__Task to complete__
Below are some records. Pull every line that contains the word "Bayesian".

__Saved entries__

* * * * * * *

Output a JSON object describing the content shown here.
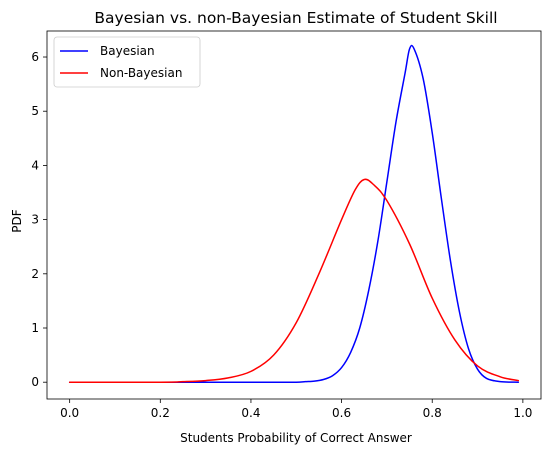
{
  "chart_data": {
    "type": "line",
    "title": "Bayesian vs. non-Bayesian Estimate of  Student Skill",
    "xlabel": "Students Probability of Correct Answer",
    "ylabel": "PDF",
    "xlim": [
      -0.05,
      1.04
    ],
    "ylim": [
      -0.31,
      6.48
    ],
    "xticks": [
      0.0,
      0.2,
      0.4,
      0.6,
      0.8,
      1.0
    ],
    "xtick_labels": [
      "0.0",
      "0.2",
      "0.4",
      "0.6",
      "0.8",
      "1.0"
    ],
    "yticks": [
      0,
      1,
      2,
      3,
      4,
      5,
      6
    ],
    "ytick_labels": [
      "0",
      "1",
      "2",
      "3",
      "4",
      "5",
      "6"
    ],
    "grid": false,
    "legend_position": "top-left",
    "series": [
      {
        "name": "Bayesian",
        "color": "#0000ff",
        "x": [
          0.0,
          0.3,
          0.4,
          0.45,
          0.5,
          0.52,
          0.54,
          0.56,
          0.58,
          0.6,
          0.62,
          0.64,
          0.66,
          0.68,
          0.7,
          0.72,
          0.74,
          0.75,
          0.76,
          0.78,
          0.8,
          0.82,
          0.84,
          0.86,
          0.88,
          0.9,
          0.92,
          0.95,
          0.99
        ],
        "y": [
          0.0,
          0.0,
          0.0,
          0.0,
          0.0,
          0.01,
          0.02,
          0.05,
          0.12,
          0.27,
          0.55,
          1.0,
          1.7,
          2.6,
          3.7,
          4.8,
          5.7,
          6.15,
          6.15,
          5.6,
          4.6,
          3.4,
          2.25,
          1.3,
          0.62,
          0.24,
          0.07,
          0.01,
          0.0
        ]
      },
      {
        "name": "Non-Bayesian",
        "color": "#ff0000",
        "x": [
          0.0,
          0.2,
          0.25,
          0.3,
          0.35,
          0.4,
          0.45,
          0.5,
          0.55,
          0.6,
          0.63,
          0.65,
          0.67,
          0.7,
          0.75,
          0.8,
          0.85,
          0.9,
          0.95,
          0.99
        ],
        "y": [
          0.0,
          0.0,
          0.01,
          0.03,
          0.08,
          0.2,
          0.5,
          1.1,
          2.0,
          3.0,
          3.55,
          3.74,
          3.65,
          3.35,
          2.55,
          1.55,
          0.78,
          0.3,
          0.1,
          0.03
        ]
      }
    ]
  }
}
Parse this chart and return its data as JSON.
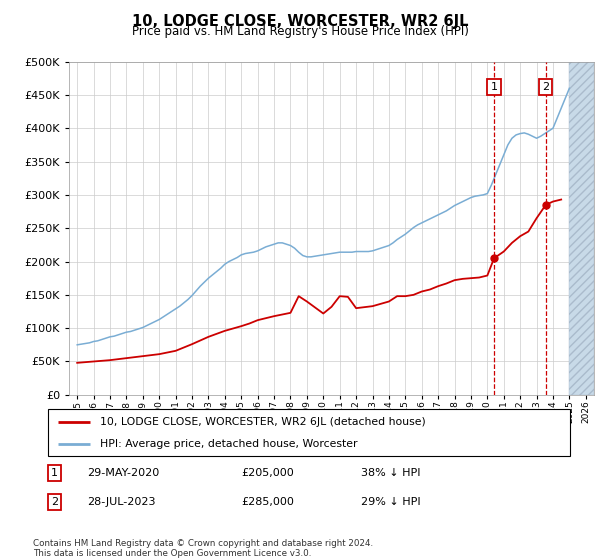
{
  "title": "10, LODGE CLOSE, WORCESTER, WR2 6JL",
  "subtitle": "Price paid vs. HM Land Registry's House Price Index (HPI)",
  "footnote": "Contains HM Land Registry data © Crown copyright and database right 2024.\nThis data is licensed under the Open Government Licence v3.0.",
  "legend_line1": "10, LODGE CLOSE, WORCESTER, WR2 6JL (detached house)",
  "legend_line2": "HPI: Average price, detached house, Worcester",
  "sale1_date": "29-MAY-2020",
  "sale1_price": "£205,000",
  "sale1_hpi": "38% ↓ HPI",
  "sale1_year": 2020.41,
  "sale1_value": 205000,
  "sale2_date": "28-JUL-2023",
  "sale2_price": "£285,000",
  "sale2_hpi": "29% ↓ HPI",
  "sale2_year": 2023.56,
  "sale2_value": 285000,
  "red_color": "#cc0000",
  "blue_color": "#7aadd4",
  "hatch_color": "#c8dae8",
  "xlim": [
    1994.5,
    2026.5
  ],
  "ylim": [
    0,
    500000
  ],
  "future_start": 2025.0,
  "hpi_years": [
    1995,
    1995.25,
    1995.5,
    1995.75,
    1996,
    1996.25,
    1996.5,
    1996.75,
    1997,
    1997.25,
    1997.5,
    1997.75,
    1998,
    1998.25,
    1998.5,
    1998.75,
    1999,
    1999.25,
    1999.5,
    1999.75,
    2000,
    2000.25,
    2000.5,
    2000.75,
    2001,
    2001.25,
    2001.5,
    2001.75,
    2002,
    2002.25,
    2002.5,
    2002.75,
    2003,
    2003.25,
    2003.5,
    2003.75,
    2004,
    2004.25,
    2004.5,
    2004.75,
    2005,
    2005.25,
    2005.5,
    2005.75,
    2006,
    2006.25,
    2006.5,
    2006.75,
    2007,
    2007.25,
    2007.5,
    2007.75,
    2008,
    2008.25,
    2008.5,
    2008.75,
    2009,
    2009.25,
    2009.5,
    2009.75,
    2010,
    2010.25,
    2010.5,
    2010.75,
    2011,
    2011.25,
    2011.5,
    2011.75,
    2012,
    2012.25,
    2012.5,
    2012.75,
    2013,
    2013.25,
    2013.5,
    2013.75,
    2014,
    2014.25,
    2014.5,
    2014.75,
    2015,
    2015.25,
    2015.5,
    2015.75,
    2016,
    2016.25,
    2016.5,
    2016.75,
    2017,
    2017.25,
    2017.5,
    2017.75,
    2018,
    2018.25,
    2018.5,
    2018.75,
    2019,
    2019.25,
    2019.5,
    2019.75,
    2020,
    2020.25,
    2020.5,
    2020.75,
    2021,
    2021.25,
    2021.5,
    2021.75,
    2022,
    2022.25,
    2022.5,
    2022.75,
    2023,
    2023.25,
    2023.5,
    2023.75,
    2024,
    2024.25,
    2024.5,
    2024.75,
    2025
  ],
  "hpi_values": [
    75000,
    76000,
    77000,
    78000,
    80000,
    81000,
    83000,
    85000,
    87000,
    88000,
    90000,
    92000,
    94000,
    95000,
    97000,
    99000,
    101000,
    104000,
    107000,
    110000,
    113000,
    117000,
    121000,
    125000,
    129000,
    133000,
    138000,
    143000,
    149000,
    156000,
    163000,
    169000,
    175000,
    180000,
    185000,
    190000,
    196000,
    200000,
    203000,
    206000,
    210000,
    212000,
    213000,
    214000,
    216000,
    219000,
    222000,
    224000,
    226000,
    228000,
    228000,
    226000,
    224000,
    220000,
    214000,
    209000,
    207000,
    207000,
    208000,
    209000,
    210000,
    211000,
    212000,
    213000,
    214000,
    214000,
    214000,
    214000,
    215000,
    215000,
    215000,
    215000,
    216000,
    218000,
    220000,
    222000,
    224000,
    228000,
    233000,
    237000,
    241000,
    246000,
    251000,
    255000,
    258000,
    261000,
    264000,
    267000,
    270000,
    273000,
    276000,
    280000,
    284000,
    287000,
    290000,
    293000,
    296000,
    298000,
    299000,
    300000,
    302000,
    315000,
    330000,
    345000,
    360000,
    375000,
    385000,
    390000,
    392000,
    393000,
    391000,
    388000,
    385000,
    388000,
    392000,
    396000,
    400000,
    415000,
    430000,
    445000,
    460000
  ],
  "red_years": [
    1995,
    1996,
    1997,
    1998,
    1999,
    2000,
    2001,
    2002,
    2003,
    2004,
    2005,
    2005.5,
    2006,
    2007,
    2008,
    2008.5,
    2009,
    2010,
    2010.5,
    2011,
    2011.5,
    2012,
    2013,
    2014,
    2014.5,
    2015,
    2015.5,
    2016,
    2016.5,
    2017,
    2017.5,
    2018,
    2018.5,
    2019,
    2019.5,
    2020,
    2020.41,
    2021,
    2021.5,
    2022,
    2022.5,
    2023,
    2023.56,
    2024,
    2024.5
  ],
  "red_values": [
    48000,
    50000,
    52000,
    55000,
    58000,
    61000,
    66000,
    76000,
    87000,
    96000,
    103000,
    107000,
    112000,
    118000,
    123000,
    148000,
    140000,
    122000,
    132000,
    148000,
    147000,
    130000,
    133000,
    140000,
    148000,
    148000,
    150000,
    155000,
    158000,
    163000,
    167000,
    172000,
    174000,
    175000,
    176000,
    179000,
    205000,
    215000,
    228000,
    238000,
    245000,
    265000,
    285000,
    290000,
    293000
  ]
}
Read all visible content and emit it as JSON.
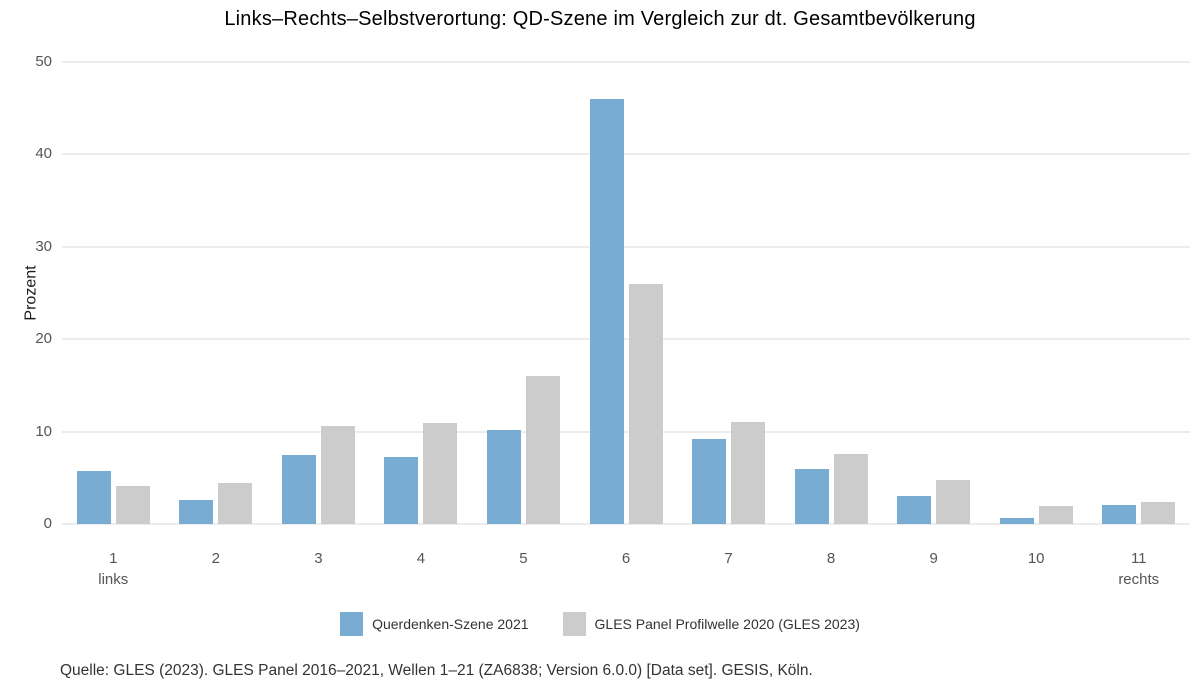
{
  "title": "Links–Rechts–Selbstverortung: QD-Szene im Vergleich zur dt. Gesamtbevölkerung",
  "footer": "Quelle: GLES (2023). GLES Panel 2016–2021, Wellen 1–21 (ZA6838; Version 6.0.0) [Data set]. GESIS, Köln.",
  "colors": {
    "querdenken_blue": "#79acd2",
    "gles_gray": "#cccccc",
    "gridline": "#ececec",
    "tick_text": "#555555",
    "title_text": "#000000"
  },
  "chart_data": {
    "type": "bar",
    "title": "Links–Rechts–Selbstverortung: QD-Szene im Vergleich zur dt. Gesamtbevölkerung",
    "xlabel": "",
    "ylabel": "Prozent",
    "ylim": [
      0,
      50
    ],
    "yticks": [
      0,
      10,
      20,
      30,
      40,
      50
    ],
    "grid": true,
    "legend_position": "bottom",
    "categories": [
      "1",
      "2",
      "3",
      "4",
      "5",
      "6",
      "7",
      "8",
      "9",
      "10",
      "11"
    ],
    "category_sublabels": [
      "links",
      "",
      "",
      "",
      "",
      "",
      "",
      "",
      "",
      "",
      "rechts"
    ],
    "series": [
      {
        "name": "Querdenken-Szene 2021",
        "color": "#79acd2",
        "values": [
          5.7,
          2.6,
          7.5,
          7.3,
          10.2,
          46.0,
          9.2,
          6.0,
          3.0,
          0.6,
          2.1
        ]
      },
      {
        "name": "GLES Panel Profilwelle 2020 (GLES 2023)",
        "color": "#cccccc",
        "values": [
          4.1,
          4.4,
          10.6,
          10.9,
          16.0,
          26.0,
          11.0,
          7.6,
          4.8,
          2.0,
          2.4
        ]
      }
    ]
  }
}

* * * * * * *

__Right answer__
    "title": "Bayesian vs. non-Bayesian Estimate of  Student Skill",
        "name": "Bayesian",
        "name": "Non-Bayesian",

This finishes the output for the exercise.